(Problem statement)
Would you copy out the whole listing exactly as given?

(Working data)
— BEGIN —

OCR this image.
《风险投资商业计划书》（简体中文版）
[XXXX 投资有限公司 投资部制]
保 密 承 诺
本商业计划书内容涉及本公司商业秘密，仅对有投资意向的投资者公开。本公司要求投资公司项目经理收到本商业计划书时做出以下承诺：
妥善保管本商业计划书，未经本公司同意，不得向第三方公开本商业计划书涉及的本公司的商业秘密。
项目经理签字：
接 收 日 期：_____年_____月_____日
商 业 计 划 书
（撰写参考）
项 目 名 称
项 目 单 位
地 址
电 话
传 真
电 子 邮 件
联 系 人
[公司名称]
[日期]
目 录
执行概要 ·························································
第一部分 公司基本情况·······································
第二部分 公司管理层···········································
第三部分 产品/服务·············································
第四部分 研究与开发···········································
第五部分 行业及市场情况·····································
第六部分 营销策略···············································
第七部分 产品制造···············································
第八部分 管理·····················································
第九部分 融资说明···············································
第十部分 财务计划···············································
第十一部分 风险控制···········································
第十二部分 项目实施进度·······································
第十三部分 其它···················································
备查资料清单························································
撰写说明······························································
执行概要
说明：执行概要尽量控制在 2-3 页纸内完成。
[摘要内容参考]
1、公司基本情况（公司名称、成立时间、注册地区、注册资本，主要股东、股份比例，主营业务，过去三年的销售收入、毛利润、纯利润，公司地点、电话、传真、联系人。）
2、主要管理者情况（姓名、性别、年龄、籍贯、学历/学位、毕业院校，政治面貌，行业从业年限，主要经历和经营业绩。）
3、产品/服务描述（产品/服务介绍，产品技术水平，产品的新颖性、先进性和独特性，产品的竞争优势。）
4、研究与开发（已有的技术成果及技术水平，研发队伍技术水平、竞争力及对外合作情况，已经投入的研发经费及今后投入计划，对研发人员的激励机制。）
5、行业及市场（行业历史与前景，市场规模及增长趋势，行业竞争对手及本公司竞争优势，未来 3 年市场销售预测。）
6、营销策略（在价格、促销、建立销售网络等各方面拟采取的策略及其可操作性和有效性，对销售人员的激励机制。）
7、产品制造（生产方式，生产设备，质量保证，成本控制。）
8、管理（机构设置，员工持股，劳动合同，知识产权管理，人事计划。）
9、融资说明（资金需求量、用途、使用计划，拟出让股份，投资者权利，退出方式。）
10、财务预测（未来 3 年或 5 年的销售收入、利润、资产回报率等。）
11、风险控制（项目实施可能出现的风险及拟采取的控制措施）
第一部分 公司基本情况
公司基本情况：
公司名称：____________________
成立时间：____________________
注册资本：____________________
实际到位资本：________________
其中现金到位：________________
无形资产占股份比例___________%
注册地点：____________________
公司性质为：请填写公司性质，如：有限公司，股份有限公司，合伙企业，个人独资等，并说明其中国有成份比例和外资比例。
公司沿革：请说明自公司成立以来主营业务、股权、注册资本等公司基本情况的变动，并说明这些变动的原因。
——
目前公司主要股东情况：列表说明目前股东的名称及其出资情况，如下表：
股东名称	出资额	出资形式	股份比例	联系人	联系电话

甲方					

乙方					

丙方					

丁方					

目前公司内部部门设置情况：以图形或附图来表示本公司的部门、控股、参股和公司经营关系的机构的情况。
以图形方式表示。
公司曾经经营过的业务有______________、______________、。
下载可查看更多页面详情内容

— END —

(Task solution)
OCR this image.
《风险投资商业计划书》（简体中文版）
[XXXX 投资有限公司 投资部制]
保 密 承 诺
本商业计划书内容涉及本公司商业秘密，仅对有投资意向的投资者公开。本公司要求投资公司项目经理收到本商业计划书时做出以下承诺：
妥善保管本商业计划书，未经本公司同意，不得向第三方公开本商业计划书涉及的本公司的商业秘密。
项目经理签字：
接 收 日 期：_____年_____月_____日
商 业 计 划 书
（撰写参考）
项 目 名 称
项 目 单 位
地 址
电 话
传 真
电 子 邮 件
联 系 人
[公司名称]
[日期]
目 录
执行概要 ·························································
第一部分 公司基本情况·······································
第二部分 公司管理层···········································
第三部分 产品/服务·············································
第四部分 研究与开发···········································
第五部分 行业及市场情况·····································
第六部分 营销策略···············································
第七部分 产品制造···············································
第八部分 管理·····················································
第九部分 融资说明···············································
第十部分 财务计划···············································
第十一部分 风险控制···········································
第十二部分 项目实施进度·······································
第十三部分 其它···················································
备查资料清单························································
撰写说明······························································
执行概要
说明：执行概要尽量控制在 2-3 页纸内完成。
[摘要内容参考]
1、公司基本情况（公司名称、成立时间、注册地区、注册资本，主要股东、股份比例，主营业务，过去三年的销售收入、毛利润、纯利润，公司地点、电话、传真、联系人。）
2、主要管理者情况（姓名、性别、年龄、籍贯、学历/学位、毕业院校，政治面貌，行业从业年限，主要经历和经营业绩。）
3、产品/服务描述（产品/服务介绍，产品技术水平，产品的新颖性、先进性和独特性，产品的竞争优势。）
4、研究与开发（已有的技术成果及技术水平，研发队伍技术水平、竞争力及对外合作情况，已经投入的研发经费及今后投入计划，对研发人员的激励机制。）
5、行业及市场（行业历史与前景，市场规模及增长趋势，行业竞争对手及本公司竞争优势，未来 3 年市场销售预测。）
6、营销策略（在价格、促销、建立销售网络等各方面拟采取的策略及其可操作性和有效性，对销售人员的激励机制。）
7、产品制造（生产方式，生产设备，质量保证，成本控制。）
8、管理（机构设置，员工持股，劳动合同，知识产权管理，人事计划。）
9、融资说明（资金需求量、用途、使用计划，拟出让股份，投资者权利，退出方式。）
10、财务预测（未来 3 年或 5 年的销售收入、利润、资产回报率等。）
11、风险控制（项目实施可能出现的风险及拟采取的控制措施）
第一部分 公司基本情况
公司基本情况：
公司名称：____________________
成立时间：____________________
注册资本：____________________
实际到位资本：________________
其中现金到位：________________
无形资产占股份比例___________%
注册地点：____________________
公司性质为：请填写公司性质，如：有限公司，股份有限公司，合伙企业，个人独资等，并说明其中国有成份比例和外资比例。
公司沿革：请说明自公司成立以来主营业务、股权、注册资本等公司基本情况的变动，并说明这些变动的原因。
——
目前公司主要股东情况：列表说明目前股东的名称及其出资情况，如下表：
股东名称	出资额	出资形式	股份比例	联系人	联系电话

甲方					

乙方					

丙方					

丁方					

目前公司内部部门设置情况：以图形或附图来表示本公司的部门、控股、参股和公司经营关系的机构的情况。
以图形方式表示。
公司曾经经营过的业务有______________、______________、。
下载可查看更多页面详情内容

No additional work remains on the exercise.